Records that describe figures:
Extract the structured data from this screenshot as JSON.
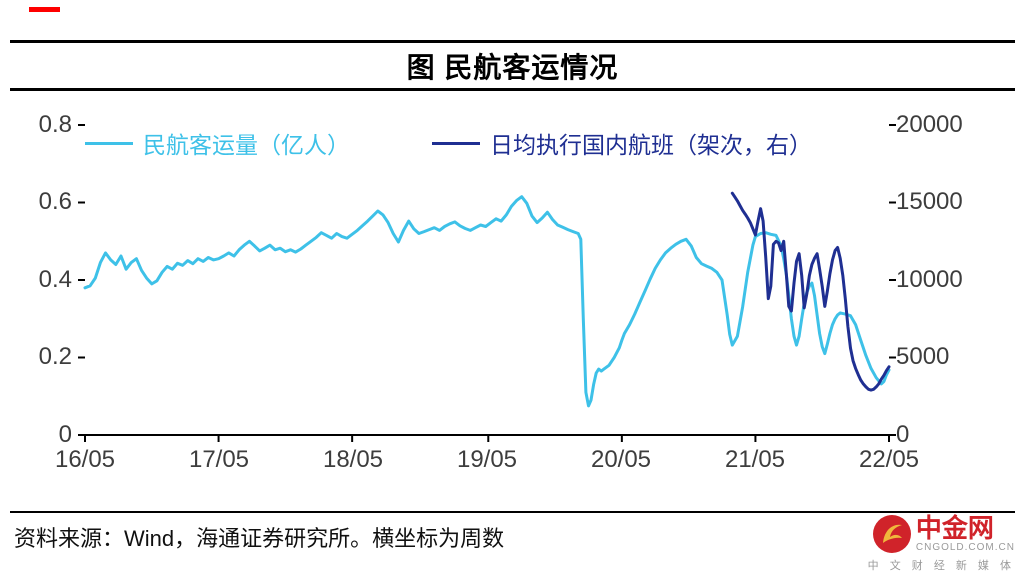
{
  "page": {
    "title": "图 民航客运情况",
    "source_note": "资料来源：Wind，海通证券研究所。横坐标为周数"
  },
  "footer": {
    "logo": {
      "name": "中金网",
      "domain": "CNGOLD.COM.CN",
      "tagline": "中 文 财 经 新 媒 体",
      "brand_red": "#d0232a",
      "brand_gold": "#f0b73c"
    }
  },
  "chart_data": {
    "type": "line",
    "title": "图 民航客运情况",
    "grid": false,
    "legend_position": "top-left-inside",
    "x_axis": {
      "note": "横坐标为周数",
      "tick_labels": [
        "16/05",
        "17/05",
        "18/05",
        "19/05",
        "20/05",
        "21/05",
        "22/05"
      ],
      "tick_weeks": [
        0,
        52,
        104,
        157,
        209,
        261,
        313
      ],
      "range_weeks": [
        0,
        313
      ]
    },
    "left_axis": {
      "tick_labels": [
        "0.8",
        "0.6",
        "0.4",
        "0.2",
        "0"
      ],
      "tick_values": [
        0.8,
        0.6,
        0.4,
        0.2,
        0
      ],
      "min": 0,
      "max": 0.8
    },
    "right_axis": {
      "tick_labels": [
        "20000",
        "15000",
        "10000",
        "5000",
        "0"
      ],
      "tick_values": [
        20000,
        15000,
        10000,
        5000,
        0
      ],
      "min": 0,
      "max": 20000
    },
    "series": [
      {
        "name": "民航客运量（亿人）",
        "axis": "left",
        "color": "#3ec1e8",
        "points": [
          [
            0,
            0.38
          ],
          [
            2,
            0.385
          ],
          [
            4,
            0.405
          ],
          [
            6,
            0.445
          ],
          [
            8,
            0.47
          ],
          [
            10,
            0.452
          ],
          [
            12,
            0.44
          ],
          [
            14,
            0.462
          ],
          [
            16,
            0.428
          ],
          [
            18,
            0.445
          ],
          [
            20,
            0.455
          ],
          [
            22,
            0.425
          ],
          [
            24,
            0.405
          ],
          [
            26,
            0.39
          ],
          [
            28,
            0.398
          ],
          [
            30,
            0.42
          ],
          [
            32,
            0.435
          ],
          [
            34,
            0.428
          ],
          [
            36,
            0.443
          ],
          [
            38,
            0.438
          ],
          [
            40,
            0.45
          ],
          [
            42,
            0.442
          ],
          [
            44,
            0.455
          ],
          [
            46,
            0.448
          ],
          [
            48,
            0.458
          ],
          [
            50,
            0.452
          ],
          [
            52,
            0.455
          ],
          [
            54,
            0.462
          ],
          [
            56,
            0.47
          ],
          [
            58,
            0.462
          ],
          [
            60,
            0.478
          ],
          [
            62,
            0.49
          ],
          [
            64,
            0.5
          ],
          [
            66,
            0.488
          ],
          [
            68,
            0.475
          ],
          [
            70,
            0.482
          ],
          [
            72,
            0.49
          ],
          [
            74,
            0.478
          ],
          [
            76,
            0.482
          ],
          [
            78,
            0.473
          ],
          [
            80,
            0.478
          ],
          [
            82,
            0.472
          ],
          [
            84,
            0.48
          ],
          [
            86,
            0.49
          ],
          [
            88,
            0.5
          ],
          [
            90,
            0.51
          ],
          [
            92,
            0.522
          ],
          [
            94,
            0.515
          ],
          [
            96,
            0.508
          ],
          [
            98,
            0.52
          ],
          [
            100,
            0.512
          ],
          [
            102,
            0.508
          ],
          [
            104,
            0.518
          ],
          [
            106,
            0.528
          ],
          [
            108,
            0.54
          ],
          [
            110,
            0.552
          ],
          [
            112,
            0.565
          ],
          [
            114,
            0.578
          ],
          [
            116,
            0.568
          ],
          [
            118,
            0.548
          ],
          [
            120,
            0.52
          ],
          [
            122,
            0.498
          ],
          [
            124,
            0.528
          ],
          [
            126,
            0.552
          ],
          [
            128,
            0.532
          ],
          [
            130,
            0.52
          ],
          [
            132,
            0.525
          ],
          [
            134,
            0.53
          ],
          [
            136,
            0.535
          ],
          [
            138,
            0.528
          ],
          [
            140,
            0.538
          ],
          [
            142,
            0.545
          ],
          [
            144,
            0.55
          ],
          [
            146,
            0.54
          ],
          [
            148,
            0.533
          ],
          [
            150,
            0.528
          ],
          [
            152,
            0.535
          ],
          [
            154,
            0.542
          ],
          [
            156,
            0.538
          ],
          [
            158,
            0.548
          ],
          [
            160,
            0.558
          ],
          [
            162,
            0.552
          ],
          [
            164,
            0.568
          ],
          [
            166,
            0.59
          ],
          [
            168,
            0.605
          ],
          [
            170,
            0.615
          ],
          [
            172,
            0.598
          ],
          [
            174,
            0.565
          ],
          [
            176,
            0.548
          ],
          [
            178,
            0.56
          ],
          [
            180,
            0.575
          ],
          [
            182,
            0.556
          ],
          [
            184,
            0.542
          ],
          [
            186,
            0.536
          ],
          [
            188,
            0.53
          ],
          [
            190,
            0.525
          ],
          [
            192,
            0.52
          ],
          [
            193,
            0.505
          ],
          [
            194,
            0.3
          ],
          [
            195,
            0.11
          ],
          [
            196,
            0.075
          ],
          [
            197,
            0.09
          ],
          [
            198,
            0.13
          ],
          [
            199,
            0.16
          ],
          [
            200,
            0.17
          ],
          [
            201,
            0.165
          ],
          [
            202,
            0.17
          ],
          [
            204,
            0.18
          ],
          [
            206,
            0.2
          ],
          [
            208,
            0.225
          ],
          [
            209,
            0.245
          ],
          [
            210,
            0.262
          ],
          [
            212,
            0.285
          ],
          [
            214,
            0.312
          ],
          [
            216,
            0.342
          ],
          [
            218,
            0.372
          ],
          [
            220,
            0.402
          ],
          [
            222,
            0.43
          ],
          [
            224,
            0.452
          ],
          [
            226,
            0.47
          ],
          [
            228,
            0.482
          ],
          [
            230,
            0.492
          ],
          [
            232,
            0.5
          ],
          [
            234,
            0.505
          ],
          [
            236,
            0.488
          ],
          [
            238,
            0.458
          ],
          [
            240,
            0.442
          ],
          [
            242,
            0.436
          ],
          [
            244,
            0.43
          ],
          [
            246,
            0.42
          ],
          [
            248,
            0.4
          ],
          [
            250,
            0.31
          ],
          [
            251,
            0.26
          ],
          [
            252,
            0.232
          ],
          [
            254,
            0.255
          ],
          [
            256,
            0.33
          ],
          [
            258,
            0.42
          ],
          [
            260,
            0.49
          ],
          [
            261,
            0.512
          ],
          [
            263,
            0.52
          ],
          [
            265,
            0.522
          ],
          [
            267,
            0.518
          ],
          [
            269,
            0.515
          ],
          [
            271,
            0.488
          ],
          [
            272,
            0.455
          ],
          [
            273,
            0.415
          ],
          [
            274,
            0.36
          ],
          [
            275,
            0.3
          ],
          [
            276,
            0.255
          ],
          [
            277,
            0.232
          ],
          [
            278,
            0.255
          ],
          [
            279,
            0.3
          ],
          [
            280,
            0.34
          ],
          [
            281,
            0.368
          ],
          [
            282,
            0.385
          ],
          [
            283,
            0.392
          ],
          [
            284,
            0.36
          ],
          [
            285,
            0.31
          ],
          [
            286,
            0.262
          ],
          [
            287,
            0.228
          ],
          [
            288,
            0.21
          ],
          [
            289,
            0.235
          ],
          [
            290,
            0.262
          ],
          [
            291,
            0.285
          ],
          [
            292,
            0.3
          ],
          [
            293,
            0.31
          ],
          [
            294,
            0.315
          ],
          [
            296,
            0.312
          ],
          [
            298,
            0.308
          ],
          [
            300,
            0.285
          ],
          [
            302,
            0.245
          ],
          [
            304,
            0.205
          ],
          [
            306,
            0.172
          ],
          [
            308,
            0.148
          ],
          [
            310,
            0.132
          ],
          [
            311,
            0.138
          ],
          [
            312,
            0.155
          ],
          [
            313,
            0.168
          ]
        ]
      },
      {
        "name": "日均执行国内航班（架次，右）",
        "axis": "right",
        "color": "#1f2f92",
        "points": [
          [
            252,
            15600
          ],
          [
            253,
            15350
          ],
          [
            254,
            15100
          ],
          [
            255,
            14800
          ],
          [
            256,
            14500
          ],
          [
            257,
            14250
          ],
          [
            258,
            14000
          ],
          [
            259,
            13700
          ],
          [
            260,
            13300
          ],
          [
            261,
            12900
          ],
          [
            262,
            13800
          ],
          [
            263,
            14600
          ],
          [
            264,
            13800
          ],
          [
            265,
            11500
          ],
          [
            266,
            8800
          ],
          [
            267,
            9600
          ],
          [
            268,
            12300
          ],
          [
            269,
            12500
          ],
          [
            270,
            12400
          ],
          [
            271,
            11900
          ],
          [
            272,
            12500
          ],
          [
            273,
            10400
          ],
          [
            274,
            8300
          ],
          [
            275,
            8000
          ],
          [
            276,
            9800
          ],
          [
            277,
            11200
          ],
          [
            278,
            11700
          ],
          [
            279,
            10300
          ],
          [
            280,
            8200
          ],
          [
            281,
            9100
          ],
          [
            282,
            10300
          ],
          [
            283,
            11000
          ],
          [
            284,
            11400
          ],
          [
            285,
            11700
          ],
          [
            286,
            10700
          ],
          [
            287,
            9600
          ],
          [
            288,
            8300
          ],
          [
            289,
            9300
          ],
          [
            290,
            10400
          ],
          [
            291,
            11300
          ],
          [
            292,
            11900
          ],
          [
            293,
            12100
          ],
          [
            294,
            11400
          ],
          [
            295,
            10300
          ],
          [
            296,
            8800
          ],
          [
            297,
            7000
          ],
          [
            298,
            5600
          ],
          [
            299,
            4800
          ],
          [
            300,
            4300
          ],
          [
            301,
            3900
          ],
          [
            302,
            3550
          ],
          [
            303,
            3300
          ],
          [
            304,
            3100
          ],
          [
            305,
            2950
          ],
          [
            306,
            2900
          ],
          [
            307,
            2950
          ],
          [
            308,
            3100
          ],
          [
            309,
            3300
          ],
          [
            310,
            3600
          ],
          [
            311,
            3850
          ],
          [
            312,
            4150
          ],
          [
            313,
            4400
          ]
        ]
      }
    ]
  }
}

• [Given instruction]
Identify each line containing the string "横坐标为周数" and copy it out.

• [Task answer]
    "source_note": "资料来源：Wind，海通证券研究所。横坐标为周数"
      "note": "横坐标为周数",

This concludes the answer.